**Directive 1**
Please say whether each statement below agrees with the Salar passage, answering yes or no and quoting the passage's deciding words. (a) The Salar was covered in about six inches of water. (b) The excavated salt goes to facilities that add iodine. (c) The writers parted with their Swiss and Luxembourgish friends at the salt mines.

>> begin Source passage

Our third day we drove through the Salar, which is covered in about six inches of water right now. It was completely surreal to drive through and then walk around in this shallow, salty, white water. They say that this is a dried up lake bed that has salt under the surface of the earth, which is released when it rains, and this is how the salt flats were created. At times as we drove through it we would look out the window at the horizon and we couldn´t decifer where the salt flats ended and the sky began. We stopped for a quick hike on an island called Isla del Pescado (not sure why it´s called Island of Fish), which was studded with these cartoon-like cacti. We then drove to the salt-mines near the far end of the Salar, where they make mounds of salt that are shaped like cylinders. Once excavated, the salt is then transported to facilities where they add iodine, making it safe for consumption. We ended our three day tour in Uyuni, and parted with our Swiss and Luxembourgish friends there. We look forward to sharing our photos with you, as words can not do this place justice.

Our friends from Luxembourg are going to the US next to travel from NYC to SF in a campervan. If anyone would like to meet them and show them around, please let us know. She is worried about how Americans will receive her as a French woman...freedom fries and all. We would love it if they were to meet some of our warm, open-minded, worldly friends from home...to help make their experience in our country a good one.

>> end Source passage
>> begin Data section

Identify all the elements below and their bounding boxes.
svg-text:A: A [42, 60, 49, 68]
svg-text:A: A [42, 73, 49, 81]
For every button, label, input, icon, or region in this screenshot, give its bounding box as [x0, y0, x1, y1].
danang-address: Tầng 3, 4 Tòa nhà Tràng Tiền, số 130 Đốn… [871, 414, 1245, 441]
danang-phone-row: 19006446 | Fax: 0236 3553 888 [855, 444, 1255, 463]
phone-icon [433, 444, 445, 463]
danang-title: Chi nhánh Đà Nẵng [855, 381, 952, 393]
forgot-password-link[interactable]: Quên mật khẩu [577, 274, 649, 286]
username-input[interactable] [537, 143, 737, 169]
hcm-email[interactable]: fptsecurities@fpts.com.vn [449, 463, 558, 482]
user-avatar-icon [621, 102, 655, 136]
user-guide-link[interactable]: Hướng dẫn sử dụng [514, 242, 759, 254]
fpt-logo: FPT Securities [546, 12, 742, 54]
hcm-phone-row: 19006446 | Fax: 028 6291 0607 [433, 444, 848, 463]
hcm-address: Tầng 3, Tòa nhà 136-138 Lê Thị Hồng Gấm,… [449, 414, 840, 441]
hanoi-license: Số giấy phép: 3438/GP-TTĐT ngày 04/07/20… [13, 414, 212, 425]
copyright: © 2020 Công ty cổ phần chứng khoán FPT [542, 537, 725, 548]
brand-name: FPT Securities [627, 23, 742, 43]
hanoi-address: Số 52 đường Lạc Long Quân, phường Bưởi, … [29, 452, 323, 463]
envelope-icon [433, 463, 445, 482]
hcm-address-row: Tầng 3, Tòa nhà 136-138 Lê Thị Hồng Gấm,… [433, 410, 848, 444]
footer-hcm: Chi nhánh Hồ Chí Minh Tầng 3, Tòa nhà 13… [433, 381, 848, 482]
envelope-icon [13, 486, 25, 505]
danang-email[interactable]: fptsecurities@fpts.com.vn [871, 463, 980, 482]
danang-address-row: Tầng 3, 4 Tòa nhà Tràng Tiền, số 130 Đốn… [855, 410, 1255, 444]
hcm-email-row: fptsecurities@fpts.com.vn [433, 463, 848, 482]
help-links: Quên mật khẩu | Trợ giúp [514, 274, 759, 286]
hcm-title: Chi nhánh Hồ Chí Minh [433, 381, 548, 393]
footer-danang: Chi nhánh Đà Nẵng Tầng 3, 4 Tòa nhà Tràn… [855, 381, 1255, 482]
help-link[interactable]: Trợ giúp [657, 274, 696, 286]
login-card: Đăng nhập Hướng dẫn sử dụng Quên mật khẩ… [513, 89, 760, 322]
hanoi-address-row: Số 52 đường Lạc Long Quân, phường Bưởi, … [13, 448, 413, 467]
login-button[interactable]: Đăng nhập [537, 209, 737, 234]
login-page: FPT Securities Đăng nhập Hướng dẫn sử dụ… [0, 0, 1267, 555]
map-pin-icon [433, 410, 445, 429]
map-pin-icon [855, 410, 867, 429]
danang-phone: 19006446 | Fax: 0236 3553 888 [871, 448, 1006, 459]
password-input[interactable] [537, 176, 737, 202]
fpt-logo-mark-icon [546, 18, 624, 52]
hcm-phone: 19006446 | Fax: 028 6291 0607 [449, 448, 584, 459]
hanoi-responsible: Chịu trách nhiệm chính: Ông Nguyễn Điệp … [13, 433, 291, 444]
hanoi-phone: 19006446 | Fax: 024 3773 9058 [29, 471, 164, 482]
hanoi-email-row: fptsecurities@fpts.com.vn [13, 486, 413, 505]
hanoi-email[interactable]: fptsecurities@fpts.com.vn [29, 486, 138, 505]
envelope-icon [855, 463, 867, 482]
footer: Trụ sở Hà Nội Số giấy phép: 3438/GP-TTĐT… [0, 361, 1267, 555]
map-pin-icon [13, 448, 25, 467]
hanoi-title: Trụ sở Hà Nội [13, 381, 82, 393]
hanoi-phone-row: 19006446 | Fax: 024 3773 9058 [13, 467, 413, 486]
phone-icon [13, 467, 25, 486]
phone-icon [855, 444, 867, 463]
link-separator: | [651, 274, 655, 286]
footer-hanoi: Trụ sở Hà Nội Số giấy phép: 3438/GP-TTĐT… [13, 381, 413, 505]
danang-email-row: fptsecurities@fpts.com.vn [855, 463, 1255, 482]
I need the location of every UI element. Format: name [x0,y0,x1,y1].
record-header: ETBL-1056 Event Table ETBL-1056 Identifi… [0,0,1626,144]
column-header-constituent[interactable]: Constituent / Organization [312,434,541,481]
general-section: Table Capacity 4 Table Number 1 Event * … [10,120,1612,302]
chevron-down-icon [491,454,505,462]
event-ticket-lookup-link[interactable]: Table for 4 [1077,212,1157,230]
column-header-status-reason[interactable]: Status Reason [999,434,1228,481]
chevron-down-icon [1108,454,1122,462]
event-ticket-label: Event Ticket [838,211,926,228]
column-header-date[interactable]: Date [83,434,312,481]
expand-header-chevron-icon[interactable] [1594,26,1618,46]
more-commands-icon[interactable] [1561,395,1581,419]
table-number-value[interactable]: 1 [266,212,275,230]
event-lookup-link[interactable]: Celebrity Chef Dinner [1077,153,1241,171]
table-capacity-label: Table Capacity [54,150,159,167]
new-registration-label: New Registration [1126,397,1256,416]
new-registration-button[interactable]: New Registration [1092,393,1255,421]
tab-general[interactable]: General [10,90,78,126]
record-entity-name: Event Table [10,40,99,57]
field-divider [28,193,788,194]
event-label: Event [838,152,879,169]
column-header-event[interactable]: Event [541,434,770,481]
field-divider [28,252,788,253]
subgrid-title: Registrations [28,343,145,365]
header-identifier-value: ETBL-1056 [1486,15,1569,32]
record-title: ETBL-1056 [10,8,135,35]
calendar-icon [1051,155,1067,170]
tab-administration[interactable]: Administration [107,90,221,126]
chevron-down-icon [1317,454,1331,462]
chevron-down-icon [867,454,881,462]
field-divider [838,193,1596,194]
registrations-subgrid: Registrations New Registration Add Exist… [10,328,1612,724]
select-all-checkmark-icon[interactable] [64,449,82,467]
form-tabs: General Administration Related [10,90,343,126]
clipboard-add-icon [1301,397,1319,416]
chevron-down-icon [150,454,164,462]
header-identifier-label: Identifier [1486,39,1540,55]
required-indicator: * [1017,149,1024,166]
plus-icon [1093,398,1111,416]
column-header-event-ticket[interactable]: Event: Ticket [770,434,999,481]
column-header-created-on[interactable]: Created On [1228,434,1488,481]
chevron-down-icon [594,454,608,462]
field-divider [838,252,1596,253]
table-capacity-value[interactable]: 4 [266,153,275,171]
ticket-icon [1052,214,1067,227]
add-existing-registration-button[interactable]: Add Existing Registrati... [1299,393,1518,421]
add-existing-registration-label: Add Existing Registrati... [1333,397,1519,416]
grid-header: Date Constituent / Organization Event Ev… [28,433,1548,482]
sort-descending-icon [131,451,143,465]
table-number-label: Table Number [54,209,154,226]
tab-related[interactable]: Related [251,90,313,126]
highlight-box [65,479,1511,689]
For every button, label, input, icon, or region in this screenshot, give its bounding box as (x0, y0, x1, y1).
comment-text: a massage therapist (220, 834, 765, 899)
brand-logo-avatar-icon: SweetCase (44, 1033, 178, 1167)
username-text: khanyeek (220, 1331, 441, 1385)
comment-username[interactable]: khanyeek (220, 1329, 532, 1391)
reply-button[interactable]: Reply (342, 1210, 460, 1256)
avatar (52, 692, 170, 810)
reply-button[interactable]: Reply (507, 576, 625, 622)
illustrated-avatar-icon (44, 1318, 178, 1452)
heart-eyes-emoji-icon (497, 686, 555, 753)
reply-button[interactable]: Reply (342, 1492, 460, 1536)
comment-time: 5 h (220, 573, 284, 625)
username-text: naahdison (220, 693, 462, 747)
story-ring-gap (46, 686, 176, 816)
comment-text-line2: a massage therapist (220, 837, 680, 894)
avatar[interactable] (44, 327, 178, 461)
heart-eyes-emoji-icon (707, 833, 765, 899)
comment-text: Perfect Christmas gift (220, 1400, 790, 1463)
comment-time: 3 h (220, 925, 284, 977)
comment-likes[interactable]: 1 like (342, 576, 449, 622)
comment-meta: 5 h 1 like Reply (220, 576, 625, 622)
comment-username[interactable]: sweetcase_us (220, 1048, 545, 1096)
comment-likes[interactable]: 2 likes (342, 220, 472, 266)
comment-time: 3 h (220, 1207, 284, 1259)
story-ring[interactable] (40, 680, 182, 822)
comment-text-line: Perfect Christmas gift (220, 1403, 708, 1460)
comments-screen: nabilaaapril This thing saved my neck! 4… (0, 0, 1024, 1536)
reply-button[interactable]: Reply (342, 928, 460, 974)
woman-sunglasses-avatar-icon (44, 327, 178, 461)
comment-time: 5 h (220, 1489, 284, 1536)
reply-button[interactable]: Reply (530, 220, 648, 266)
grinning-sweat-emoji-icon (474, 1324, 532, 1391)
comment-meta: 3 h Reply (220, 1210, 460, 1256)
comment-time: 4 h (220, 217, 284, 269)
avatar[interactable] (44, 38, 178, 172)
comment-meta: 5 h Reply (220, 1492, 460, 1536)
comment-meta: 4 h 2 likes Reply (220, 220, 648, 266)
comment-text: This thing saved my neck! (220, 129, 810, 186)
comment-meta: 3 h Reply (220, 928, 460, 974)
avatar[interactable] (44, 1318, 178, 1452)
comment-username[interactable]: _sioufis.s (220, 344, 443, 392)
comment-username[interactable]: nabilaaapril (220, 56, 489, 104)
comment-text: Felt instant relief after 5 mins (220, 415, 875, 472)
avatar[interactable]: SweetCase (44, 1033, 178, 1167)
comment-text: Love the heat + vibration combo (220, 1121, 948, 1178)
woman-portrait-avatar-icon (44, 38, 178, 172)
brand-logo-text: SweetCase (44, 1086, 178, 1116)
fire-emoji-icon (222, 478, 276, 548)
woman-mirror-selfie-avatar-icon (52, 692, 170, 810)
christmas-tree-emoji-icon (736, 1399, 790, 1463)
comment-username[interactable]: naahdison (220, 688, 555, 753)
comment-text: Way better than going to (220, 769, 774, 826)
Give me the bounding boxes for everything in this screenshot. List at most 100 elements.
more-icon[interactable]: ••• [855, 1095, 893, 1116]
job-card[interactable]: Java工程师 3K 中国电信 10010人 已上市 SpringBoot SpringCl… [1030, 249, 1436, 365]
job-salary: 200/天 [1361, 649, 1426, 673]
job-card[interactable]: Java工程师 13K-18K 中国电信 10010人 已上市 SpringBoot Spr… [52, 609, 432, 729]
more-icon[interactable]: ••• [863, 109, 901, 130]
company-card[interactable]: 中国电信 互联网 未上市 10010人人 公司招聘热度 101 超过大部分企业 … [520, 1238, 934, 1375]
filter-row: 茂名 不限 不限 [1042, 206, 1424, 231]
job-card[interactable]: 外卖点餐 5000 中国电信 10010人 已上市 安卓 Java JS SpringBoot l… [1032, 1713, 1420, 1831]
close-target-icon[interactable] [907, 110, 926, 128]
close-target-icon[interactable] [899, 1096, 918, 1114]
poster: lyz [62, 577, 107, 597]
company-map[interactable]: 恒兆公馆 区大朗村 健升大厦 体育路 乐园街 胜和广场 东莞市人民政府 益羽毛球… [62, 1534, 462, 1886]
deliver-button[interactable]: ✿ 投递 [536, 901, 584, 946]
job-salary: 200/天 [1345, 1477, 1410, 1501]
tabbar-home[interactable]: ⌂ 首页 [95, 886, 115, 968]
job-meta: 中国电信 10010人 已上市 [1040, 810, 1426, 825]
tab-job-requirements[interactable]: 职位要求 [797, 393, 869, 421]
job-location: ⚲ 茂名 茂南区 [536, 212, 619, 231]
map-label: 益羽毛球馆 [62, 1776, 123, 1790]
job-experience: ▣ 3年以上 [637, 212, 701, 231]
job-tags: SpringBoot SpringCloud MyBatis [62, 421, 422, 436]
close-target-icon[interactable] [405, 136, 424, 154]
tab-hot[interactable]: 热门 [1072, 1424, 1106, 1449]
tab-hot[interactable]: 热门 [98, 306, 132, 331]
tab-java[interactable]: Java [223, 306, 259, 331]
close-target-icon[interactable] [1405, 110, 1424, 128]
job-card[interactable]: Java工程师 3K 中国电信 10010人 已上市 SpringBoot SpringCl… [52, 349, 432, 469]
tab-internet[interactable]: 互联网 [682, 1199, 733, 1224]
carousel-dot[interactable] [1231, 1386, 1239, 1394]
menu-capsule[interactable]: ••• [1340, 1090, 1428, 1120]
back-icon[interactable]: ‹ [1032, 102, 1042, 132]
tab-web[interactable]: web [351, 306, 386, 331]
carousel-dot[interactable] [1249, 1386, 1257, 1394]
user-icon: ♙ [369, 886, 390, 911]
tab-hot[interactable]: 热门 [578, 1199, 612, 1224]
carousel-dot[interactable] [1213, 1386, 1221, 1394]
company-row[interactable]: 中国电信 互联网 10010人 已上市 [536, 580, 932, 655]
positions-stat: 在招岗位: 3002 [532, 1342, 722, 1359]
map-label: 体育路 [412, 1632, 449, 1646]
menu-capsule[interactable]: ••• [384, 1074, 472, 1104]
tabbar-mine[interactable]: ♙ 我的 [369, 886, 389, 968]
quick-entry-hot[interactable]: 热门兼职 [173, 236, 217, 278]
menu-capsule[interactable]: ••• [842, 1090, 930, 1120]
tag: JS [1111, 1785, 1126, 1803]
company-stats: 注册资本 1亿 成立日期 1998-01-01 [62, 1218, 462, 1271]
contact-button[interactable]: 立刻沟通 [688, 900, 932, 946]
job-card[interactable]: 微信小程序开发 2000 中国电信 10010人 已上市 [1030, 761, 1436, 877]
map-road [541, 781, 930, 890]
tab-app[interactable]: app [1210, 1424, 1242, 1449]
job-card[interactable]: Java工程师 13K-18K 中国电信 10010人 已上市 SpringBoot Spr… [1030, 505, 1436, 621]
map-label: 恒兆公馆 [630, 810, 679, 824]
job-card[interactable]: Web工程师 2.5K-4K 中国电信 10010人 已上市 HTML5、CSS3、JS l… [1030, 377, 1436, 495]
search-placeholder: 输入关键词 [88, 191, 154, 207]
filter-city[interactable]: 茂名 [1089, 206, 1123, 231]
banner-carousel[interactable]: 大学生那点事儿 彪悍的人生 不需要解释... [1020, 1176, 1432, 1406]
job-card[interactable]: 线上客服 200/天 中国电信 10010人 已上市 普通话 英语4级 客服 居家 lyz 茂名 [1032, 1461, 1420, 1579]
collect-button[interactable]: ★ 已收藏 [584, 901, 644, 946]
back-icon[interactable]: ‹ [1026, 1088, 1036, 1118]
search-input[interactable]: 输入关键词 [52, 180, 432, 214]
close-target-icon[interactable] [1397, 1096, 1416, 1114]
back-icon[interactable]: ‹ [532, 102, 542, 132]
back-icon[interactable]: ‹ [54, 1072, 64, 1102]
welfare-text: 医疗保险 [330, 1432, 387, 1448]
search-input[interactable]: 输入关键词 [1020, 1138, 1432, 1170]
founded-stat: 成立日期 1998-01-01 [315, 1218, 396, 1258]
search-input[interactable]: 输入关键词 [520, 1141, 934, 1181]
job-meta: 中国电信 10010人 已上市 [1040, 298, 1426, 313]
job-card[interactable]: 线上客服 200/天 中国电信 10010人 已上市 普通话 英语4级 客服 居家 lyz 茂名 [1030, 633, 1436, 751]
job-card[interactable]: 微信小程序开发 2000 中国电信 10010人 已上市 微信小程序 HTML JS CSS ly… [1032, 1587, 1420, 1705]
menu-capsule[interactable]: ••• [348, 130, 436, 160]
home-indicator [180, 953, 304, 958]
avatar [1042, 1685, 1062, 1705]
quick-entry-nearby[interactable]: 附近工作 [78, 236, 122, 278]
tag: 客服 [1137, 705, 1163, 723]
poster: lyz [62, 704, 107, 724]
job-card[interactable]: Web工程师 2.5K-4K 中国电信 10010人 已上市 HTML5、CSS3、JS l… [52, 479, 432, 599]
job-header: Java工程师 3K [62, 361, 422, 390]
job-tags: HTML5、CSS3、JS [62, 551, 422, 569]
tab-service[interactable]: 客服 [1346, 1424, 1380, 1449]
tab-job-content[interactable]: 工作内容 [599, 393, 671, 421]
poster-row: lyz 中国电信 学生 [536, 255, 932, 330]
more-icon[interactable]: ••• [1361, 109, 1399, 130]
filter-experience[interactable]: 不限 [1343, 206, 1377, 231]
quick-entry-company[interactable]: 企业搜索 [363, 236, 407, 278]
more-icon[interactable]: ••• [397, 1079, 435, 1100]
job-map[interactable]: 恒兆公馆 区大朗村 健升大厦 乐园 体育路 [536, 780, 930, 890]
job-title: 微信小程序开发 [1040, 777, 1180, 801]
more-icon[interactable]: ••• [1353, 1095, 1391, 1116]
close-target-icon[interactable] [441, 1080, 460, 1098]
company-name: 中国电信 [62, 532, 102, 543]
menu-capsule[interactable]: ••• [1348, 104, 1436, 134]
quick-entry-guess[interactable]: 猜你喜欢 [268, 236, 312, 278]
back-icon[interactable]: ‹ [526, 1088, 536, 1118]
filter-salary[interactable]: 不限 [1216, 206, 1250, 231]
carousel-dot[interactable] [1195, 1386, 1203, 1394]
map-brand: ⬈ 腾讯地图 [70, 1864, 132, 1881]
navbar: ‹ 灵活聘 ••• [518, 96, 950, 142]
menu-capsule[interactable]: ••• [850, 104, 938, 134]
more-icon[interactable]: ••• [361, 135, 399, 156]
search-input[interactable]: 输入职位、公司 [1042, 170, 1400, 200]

>> end Data section

**Directive 2**
Copy the rows word for word, from the first row up to and including the row containing "help-link[interactable]: Trợ giúp".

**Problem solution 1**
(a) Yes: "which is covered in about six inches of water right now"
(b) Yes: "the salt is then transported to facilities where they add iodine, making it safe for consumption"
(c) No: "We ended our three day tour in Uyuni, and parted with our Swiss and Luxembourgish friends there."

**Problem solution 2**
Identify all the elements below and their bounding boxes.
svg-text:A: A [42, 60, 49, 68]
svg-text:A: A [42, 73, 49, 81]
For every button, label, input, icon, or region in this screenshot, give its bounding box as [x0, y0, x1, y1].
danang-address: Tầng 3, 4 Tòa nhà Tràng Tiền, số 130 Đốn… [871, 414, 1245, 441]
danang-phone-row: 19006446 | Fax: 0236 3553 888 [855, 444, 1255, 463]
phone-icon [433, 444, 445, 463]
danang-title: Chi nhánh Đà Nẵng [855, 381, 952, 393]
forgot-password-link[interactable]: Quên mật khẩu [577, 274, 649, 286]
username-input[interactable] [537, 143, 737, 169]
hcm-email[interactable]: fptsecurities@fpts.com.vn [449, 463, 558, 482]
user-avatar-icon [621, 102, 655, 136]
user-guide-link[interactable]: Hướng dẫn sử dụng [514, 242, 759, 254]
fpt-logo: FPT Securities [546, 12, 742, 54]
hcm-phone-row: 19006446 | Fax: 028 6291 0607 [433, 444, 848, 463]
hcm-address: Tầng 3, Tòa nhà 136-138 Lê Thị Hồng Gấm,… [449, 414, 840, 441]
hanoi-license: Số giấy phép: 3438/GP-TTĐT ngày 04/07/20… [13, 414, 212, 425]
copyright: © 2020 Công ty cổ phần chứng khoán FPT [542, 537, 725, 548]
brand-name: FPT Securities [627, 23, 742, 43]
hanoi-address: Số 52 đường Lạc Long Quân, phường Bưởi, … [29, 452, 323, 463]
envelope-icon [433, 463, 445, 482]
hcm-address-row: Tầng 3, Tòa nhà 136-138 Lê Thị Hồng Gấm,… [433, 410, 848, 444]
footer-hcm: Chi nhánh Hồ Chí Minh Tầng 3, Tòa nhà 13… [433, 381, 848, 482]
envelope-icon [13, 486, 25, 505]
danang-email[interactable]: fptsecurities@fpts.com.vn [871, 463, 980, 482]
danang-address-row: Tầng 3, 4 Tòa nhà Tràng Tiền, số 130 Đốn… [855, 410, 1255, 444]
hcm-email-row: fptsecurities@fpts.com.vn [433, 463, 848, 482]
help-links: Quên mật khẩu | Trợ giúp [514, 274, 759, 286]
hcm-title: Chi nhánh Hồ Chí Minh [433, 381, 548, 393]
footer-danang: Chi nhánh Đà Nẵng Tầng 3, 4 Tòa nhà Tràn… [855, 381, 1255, 482]
help-link[interactable]: Trợ giúp [657, 274, 696, 286]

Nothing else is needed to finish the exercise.